### Task input ###

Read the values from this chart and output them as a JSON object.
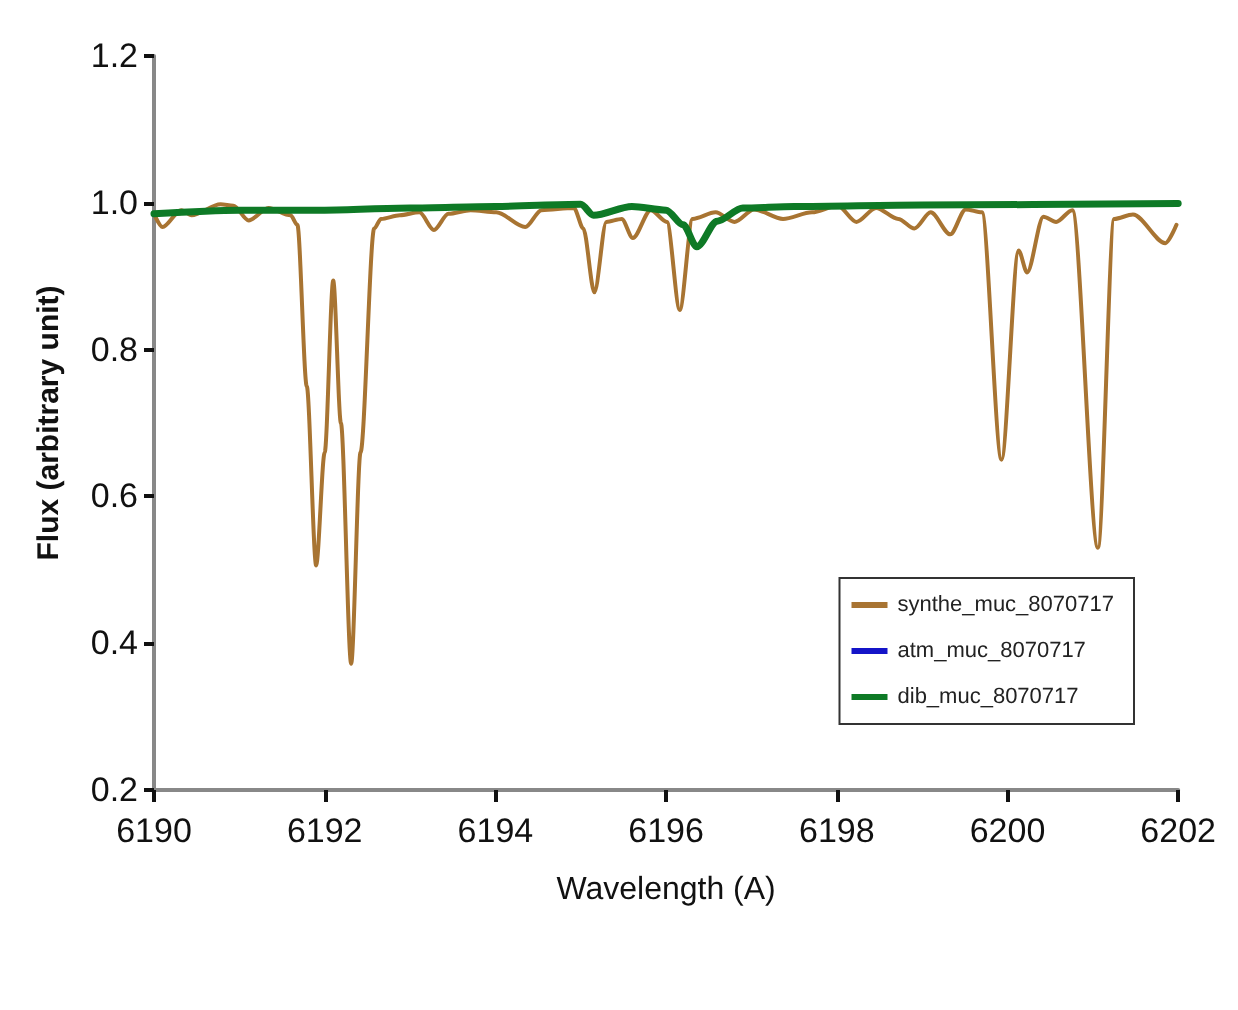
{
  "chart_data": {
    "type": "line",
    "xlabel": "Wavelength (A)",
    "ylabel": "Flux (arbitrary unit)",
    "xlim": [
      6190,
      6202
    ],
    "xticks": [
      6190,
      6192,
      6194,
      6196,
      6198,
      6200,
      6202
    ],
    "ylim": [
      0.2,
      1.2
    ],
    "yticks": [
      0.2,
      0.4,
      0.6,
      0.8,
      {
        "value": 1.0,
        "label": "1.0"
      },
      1.2
    ],
    "grid": false,
    "legend": "bottom right",
    "marker": "none",
    "line_style": "solid",
    "series": [
      {
        "name": "synthe_muc_8070717",
        "color": "#a87432",
        "x": [
          6190.02,
          6190.1,
          6190.32,
          6190.44,
          6190.78,
          6190.93,
          6191.11,
          6191.34,
          6191.6,
          6191.68,
          6191.79,
          6191.9,
          6192.0,
          6192.1,
          6192.19,
          6192.31,
          6192.42,
          6192.58,
          6192.66,
          6192.88,
          6193.11,
          6193.28,
          6193.45,
          6193.71,
          6194.01,
          6194.35,
          6194.54,
          6194.92,
          6195.03,
          6195.16,
          6195.3,
          6195.48,
          6195.61,
          6195.82,
          6196.01,
          6196.16,
          6196.31,
          6196.58,
          6196.8,
          6197.03,
          6197.37,
          6197.71,
          6198.01,
          6198.23,
          6198.46,
          6198.72,
          6198.91,
          6199.1,
          6199.33,
          6199.51,
          6199.7,
          6199.93,
          6200.13,
          6200.23,
          6200.42,
          6200.57,
          6200.76,
          6201.06,
          6201.25,
          6201.47,
          6201.85,
          6201.98
        ],
        "values": [
          0.98,
          0.967,
          0.99,
          0.983,
          0.998,
          0.996,
          0.976,
          0.993,
          0.983,
          0.97,
          0.75,
          0.506,
          0.66,
          0.894,
          0.7,
          0.372,
          0.66,
          0.965,
          0.978,
          0.983,
          0.987,
          0.963,
          0.985,
          0.99,
          0.987,
          0.967,
          0.99,
          0.993,
          0.965,
          0.878,
          0.974,
          0.978,
          0.952,
          0.99,
          0.974,
          0.854,
          0.978,
          0.987,
          0.974,
          0.991,
          0.978,
          0.987,
          0.996,
          0.974,
          0.993,
          0.978,
          0.965,
          0.987,
          0.957,
          0.991,
          0.987,
          0.65,
          0.935,
          0.905,
          0.981,
          0.974,
          0.99,
          0.53,
          0.978,
          0.984,
          0.945,
          0.97
        ]
      },
      {
        "name": "atm_muc_8070717",
        "color": "#1414c8"
      },
      {
        "name": "dib_muc_8070717",
        "color": "#0e7a26",
        "x": [
          6190,
          6191,
          6192,
          6193,
          6194,
          6195,
          6195.15,
          6195.6,
          6196,
          6196.2,
          6196.36,
          6196.6,
          6196.9,
          6197.5,
          6199,
          6202
        ],
        "values": [
          0.985,
          0.99,
          0.99,
          0.993,
          0.995,
          0.998,
          0.983,
          0.995,
          0.99,
          0.97,
          0.94,
          0.975,
          0.993,
          0.995,
          0.997,
          0.999
        ]
      }
    ]
  }
}
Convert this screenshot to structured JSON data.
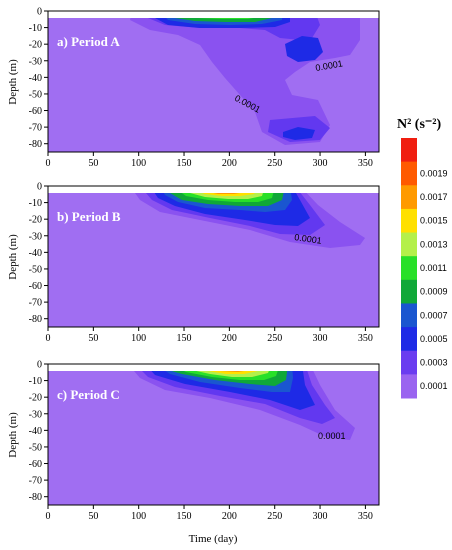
{
  "chart_data": [
    {
      "type": "contour",
      "panel_label": "a) Period A",
      "ylabel": "Depth (m)",
      "xlabel": "",
      "xlim": [
        0,
        365
      ],
      "ylim": [
        -85,
        0
      ],
      "xticks": [
        "0",
        "50",
        "100",
        "150",
        "200",
        "250",
        "300",
        "350"
      ],
      "yticks": [
        "0",
        "-10",
        "-20",
        "-30",
        "-40",
        "-50",
        "-60",
        "-70",
        "-80"
      ],
      "contour_labels": [
        {
          "text": "0.0001",
          "x": 320,
          "y": -33
        },
        {
          "text": "0.0001",
          "x": 235,
          "y": -56
        }
      ]
    },
    {
      "type": "contour",
      "panel_label": "b) Period B",
      "ylabel": "Depth (m)",
      "xlabel": "",
      "xlim": [
        0,
        365
      ],
      "ylim": [
        -85,
        0
      ],
      "xticks": [
        "0",
        "50",
        "100",
        "150",
        "200",
        "250",
        "300",
        "350"
      ],
      "yticks": [
        "0",
        "-10",
        "-20",
        "-30",
        "-40",
        "-50",
        "-60",
        "-70",
        "-80"
      ],
      "contour_labels": [
        {
          "text": "0.0001",
          "x": 300,
          "y": -33
        }
      ]
    },
    {
      "type": "contour",
      "panel_label": "c) Period C",
      "ylabel": "Depth (m)",
      "xlabel": "Time (day)",
      "xlim": [
        0,
        365
      ],
      "ylim": [
        -85,
        0
      ],
      "xticks": [
        "0",
        "50",
        "100",
        "150",
        "200",
        "250",
        "300",
        "350"
      ],
      "yticks": [
        "0",
        "-10",
        "-20",
        "-30",
        "-40",
        "-50",
        "-60",
        "-70",
        "-80"
      ],
      "contour_labels": [
        {
          "text": "0.0001",
          "x": 322,
          "y": -40
        }
      ]
    }
  ],
  "colorbar": {
    "title": "N² (s⁻²)",
    "levels": [
      {
        "value": "0.0001",
        "color": "#9a64f0"
      },
      {
        "value": "0.0003",
        "color": "#6a3cf0"
      },
      {
        "value": "0.0005",
        "color": "#1e2ae6"
      },
      {
        "value": "0.0007",
        "color": "#1a56d0"
      },
      {
        "value": "0.0009",
        "color": "#10a838"
      },
      {
        "value": "0.0011",
        "color": "#28e028"
      },
      {
        "value": "0.0013",
        "color": "#b4f04a"
      },
      {
        "value": "0.0015",
        "color": "#ffe000"
      },
      {
        "value": "0.0017",
        "color": "#ff9a00"
      },
      {
        "value": "0.0019",
        "color": "#ff5a00"
      },
      {
        "value": "",
        "color": "#f01e10"
      }
    ]
  },
  "colors": {
    "background": "#a06ef2",
    "level1": "#8a52f0",
    "level2": "#6238f0",
    "level3": "#1e2ae6",
    "level4": "#1a56d0",
    "level5": "#10a838",
    "level6": "#28e028",
    "level7": "#b4f04a",
    "level8": "#ffe000",
    "level9": "#ff9a00",
    "level10": "#ff5a00"
  }
}
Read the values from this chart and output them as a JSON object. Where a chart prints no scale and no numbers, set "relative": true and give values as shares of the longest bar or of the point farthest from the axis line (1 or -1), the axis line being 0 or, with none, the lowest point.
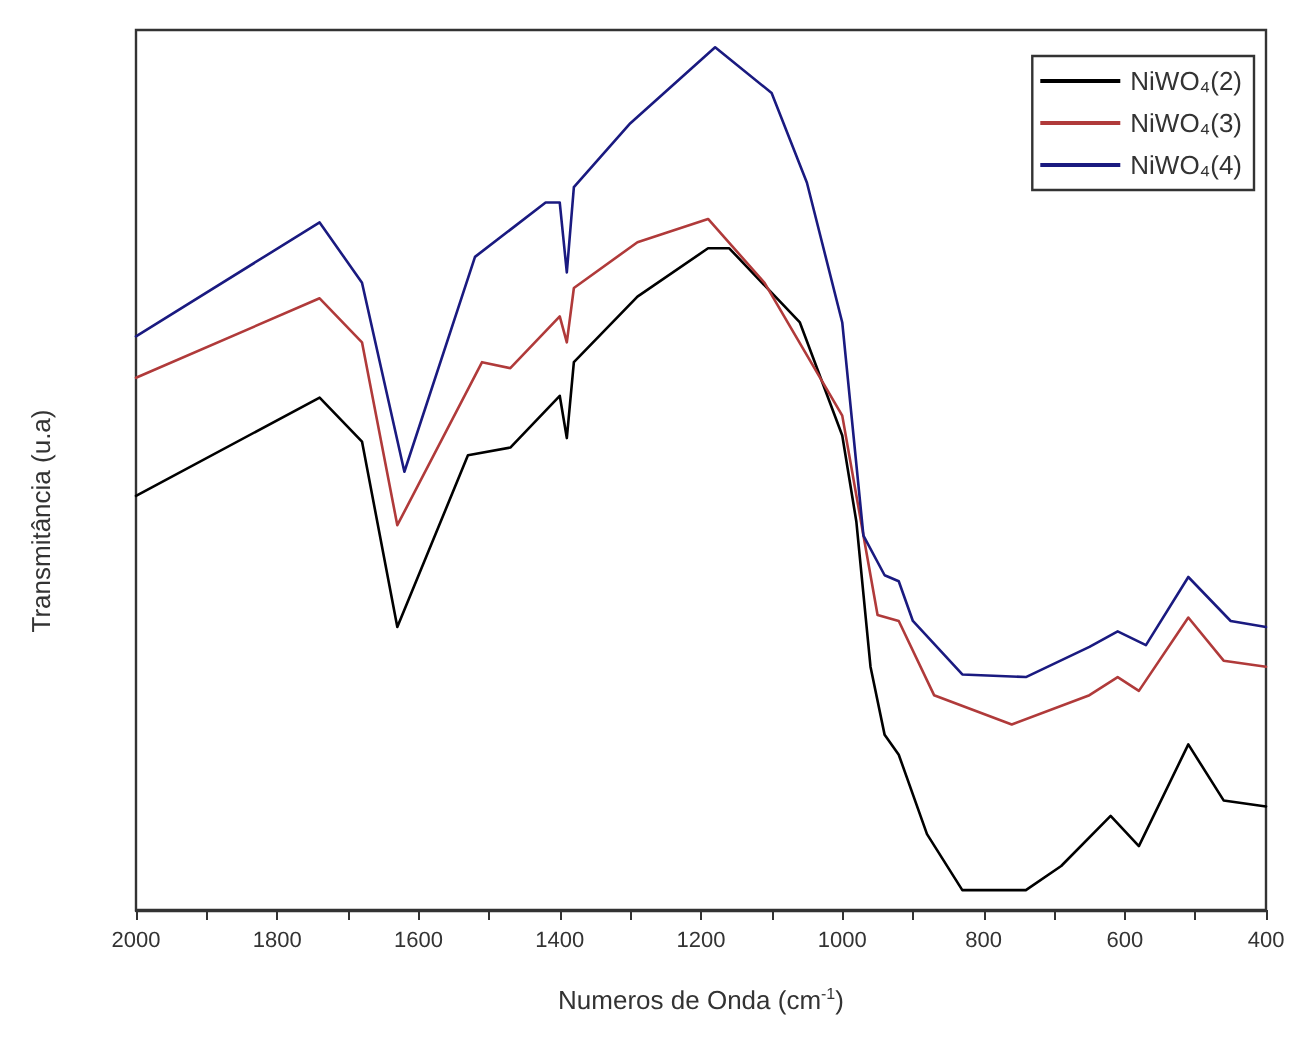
{
  "chart_data": {
    "type": "line",
    "xlabel": "Numeros de Onda (cm$^{-1}$)",
    "ylabel": "Transmitância (u.a)",
    "relative": true,
    "xlim": [
      2000,
      400
    ],
    "xticks": [
      2000,
      {
        "value": 1900,
        "label": null
      },
      1800,
      {
        "value": 1700,
        "label": null
      },
      1600,
      {
        "value": 1500,
        "label": null
      },
      1400,
      {
        "value": 1300,
        "label": null
      },
      1200,
      {
        "value": 1100,
        "label": null
      },
      1000,
      {
        "value": 900,
        "label": null
      },
      800,
      {
        "value": 700,
        "label": null
      },
      600,
      {
        "value": 500,
        "label": null
      },
      400
    ],
    "tick_labels": "x",
    "grid": false,
    "legend": "top right",
    "marker": "none",
    "line_style": "solid",
    "series": [
      {
        "name": "NiWO₄(2)",
        "color": "#000000",
        "x": [
          2000,
          1740,
          1680,
          1630,
          1530,
          1470,
          1400,
          1390,
          1380,
          1290,
          1190,
          1160,
          1060,
          1000,
          980,
          960,
          940,
          920,
          880,
          830,
          740,
          690,
          620,
          580,
          510,
          460,
          400
        ],
        "values": [
          0.48,
          0.594,
          0.543,
          0.328,
          0.527,
          0.536,
          0.596,
          0.547,
          0.635,
          0.711,
          0.767,
          0.767,
          0.681,
          0.55,
          0.45,
          0.282,
          0.203,
          0.18,
          0.088,
          0.023,
          0.023,
          0.051,
          0.109,
          0.074,
          0.192,
          0.127,
          0.12
        ]
      },
      {
        "name": "NiWO₄(3)",
        "color": "#b03a3a",
        "x": [
          2000,
          1740,
          1680,
          1630,
          1510,
          1470,
          1400,
          1390,
          1380,
          1290,
          1190,
          1110,
          1000,
          970,
          950,
          920,
          870,
          760,
          650,
          610,
          580,
          510,
          460,
          400
        ],
        "values": [
          0.617,
          0.709,
          0.658,
          0.446,
          0.635,
          0.628,
          0.688,
          0.658,
          0.721,
          0.774,
          0.801,
          0.727,
          0.573,
          0.434,
          0.342,
          0.335,
          0.249,
          0.215,
          0.249,
          0.27,
          0.254,
          0.339,
          0.289,
          0.282
        ]
      },
      {
        "name": "NiWO₄(4)",
        "color": "#1a1a80",
        "x": [
          2000,
          1740,
          1680,
          1620,
          1520,
          1420,
          1400,
          1390,
          1380,
          1300,
          1180,
          1100,
          1050,
          1000,
          970,
          940,
          920,
          900,
          830,
          740,
          650,
          610,
          570,
          510,
          450,
          400
        ],
        "values": [
          0.665,
          0.797,
          0.727,
          0.508,
          0.757,
          0.82,
          0.82,
          0.739,
          0.838,
          0.912,
          1,
          0.947,
          0.843,
          0.681,
          0.434,
          0.388,
          0.381,
          0.335,
          0.273,
          0.27,
          0.305,
          0.323,
          0.307,
          0.386,
          0.335,
          0.328
        ]
      }
    ]
  }
}
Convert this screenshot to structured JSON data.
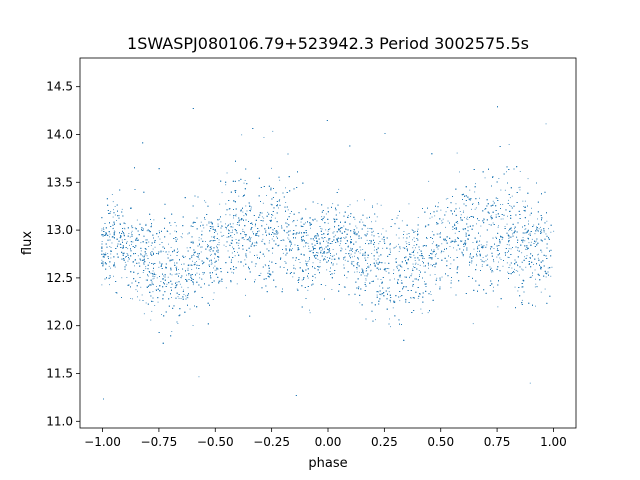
{
  "chart_data": {
    "type": "scatter",
    "title": "1SWASPJ080106.79+523942.3 Period 3002575.5s",
    "xlabel": "phase",
    "ylabel": "flux",
    "xlim": [
      -1.1,
      1.1
    ],
    "ylim": [
      10.93,
      14.8
    ],
    "xticks": [
      -1.0,
      -0.75,
      -0.5,
      -0.25,
      0.0,
      0.25,
      0.5,
      0.75,
      1.0
    ],
    "xtick_labels": [
      "−1.00",
      "−0.75",
      "−0.50",
      "−0.25",
      "0.00",
      "0.25",
      "0.50",
      "0.75",
      "1.00"
    ],
    "yticks": [
      11.0,
      11.5,
      12.0,
      12.5,
      13.0,
      13.5,
      14.0,
      14.5
    ],
    "ytick_labels": [
      "11.0",
      "11.5",
      "12.0",
      "12.5",
      "13.0",
      "13.5",
      "14.0",
      "14.5"
    ],
    "grid": false,
    "marker_color": "#1f77b4",
    "series": [
      {
        "profile_phase": [
          -1.0,
          -0.95,
          -0.9,
          -0.85,
          -0.8,
          -0.75,
          -0.7,
          -0.65,
          -0.6,
          -0.55,
          -0.5,
          -0.45,
          -0.4,
          -0.35,
          -0.3,
          -0.25,
          -0.2,
          -0.15,
          -0.1,
          -0.05,
          0.0
        ],
        "profile_mean_flux": [
          12.85,
          12.9,
          12.85,
          12.7,
          12.65,
          12.6,
          12.6,
          12.65,
          12.7,
          12.75,
          12.8,
          12.95,
          13.0,
          12.95,
          12.9,
          13.0,
          13.0,
          12.85,
          12.8,
          12.85,
          12.85
        ],
        "profile_spread": [
          0.25,
          0.3,
          0.25,
          0.3,
          0.35,
          0.35,
          0.4,
          0.35,
          0.35,
          0.35,
          0.3,
          0.3,
          0.35,
          0.35,
          0.3,
          0.35,
          0.35,
          0.4,
          0.35,
          0.3,
          0.25
        ],
        "phase_period": 1.0,
        "point_count": 9000
      }
    ]
  }
}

###

- **Your instructions**:
In the records above, find each line holding "title" and copy it.

- **Solution**:
    "title": "N² (s⁻²)",
    "title": "1SWASPJ080106.79+523942.3 Period 3002575.5s",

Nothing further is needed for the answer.